- _Written task_
Look for the word "localhost" in the entries below, then copy every line that has it.

- _Supplied data_
---------------

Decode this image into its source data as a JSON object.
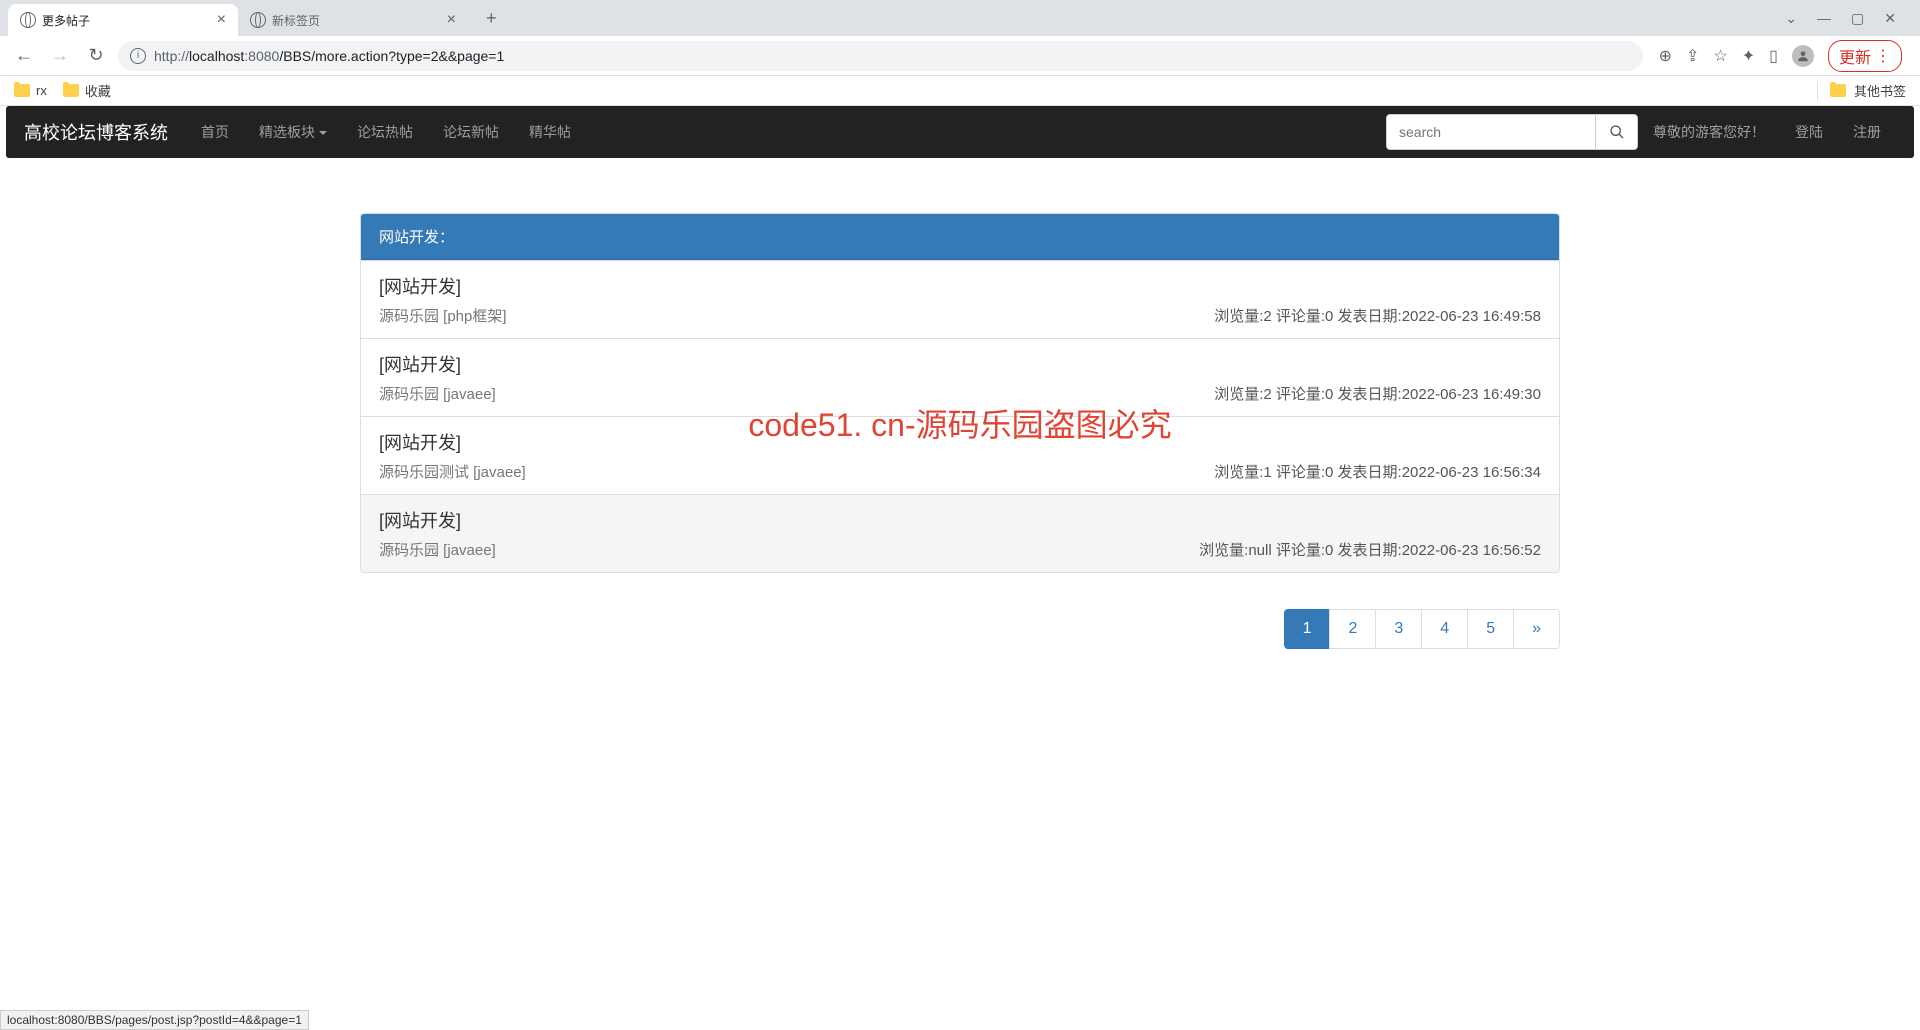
{
  "browser": {
    "tabs": [
      {
        "title": "更多帖子",
        "active": true
      },
      {
        "title": "新标签页",
        "active": false
      }
    ],
    "url_host": "localhost",
    "url_port": ":8080",
    "url_path": "/BBS/more.action?type=2&&page=1",
    "url_prefix": "http://",
    "update_label": "更新",
    "bookmarks": [
      {
        "label": "rx"
      },
      {
        "label": "收藏"
      }
    ],
    "other_bookmarks": "其他书签",
    "status_bar": "localhost:8080/BBS/pages/post.jsp?postId=4&&page=1"
  },
  "navbar": {
    "brand": "高校论坛博客系统",
    "items": [
      "首页",
      "精选板块",
      "论坛热帖",
      "论坛新帖",
      "精华帖"
    ],
    "search_placeholder": "search",
    "guest_text": "尊敬的游客您好！",
    "login": "登陆",
    "register": "注册"
  },
  "panel": {
    "heading": "网站开发：",
    "posts": [
      {
        "title": "[网站开发]",
        "author": "源码乐园 [php框架]",
        "views": "2",
        "comments": "0",
        "date": "2022-06-23 16:49:58",
        "bg_gray": false
      },
      {
        "title": "[网站开发]",
        "author": "源码乐园 [javaee]",
        "views": "2",
        "comments": "0",
        "date": "2022-06-23 16:49:30",
        "bg_gray": false
      },
      {
        "title": "[网站开发]",
        "author": "源码乐园测试 [javaee]",
        "views": "1",
        "comments": "0",
        "date": "2022-06-23 16:56:34",
        "bg_gray": false
      },
      {
        "title": "[网站开发]",
        "author": "源码乐园 [javaee]",
        "views": "null",
        "comments": "0",
        "date": "2022-06-23 16:56:52",
        "bg_gray": true
      }
    ]
  },
  "labels": {
    "views": "浏览量:",
    "comments": " 评论量:",
    "date": " 发表日期:"
  },
  "pagination": {
    "pages": [
      "1",
      "2",
      "3",
      "4",
      "5"
    ],
    "next": "»",
    "active": 0
  },
  "watermark": "code51. cn-源码乐园盗图必究"
}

---------------

- _Solved exercise_
    "url_host": "localhost",
    "status_bar": "localhost:8080/BBS/pages/post.jsp?postId=4&&page=1"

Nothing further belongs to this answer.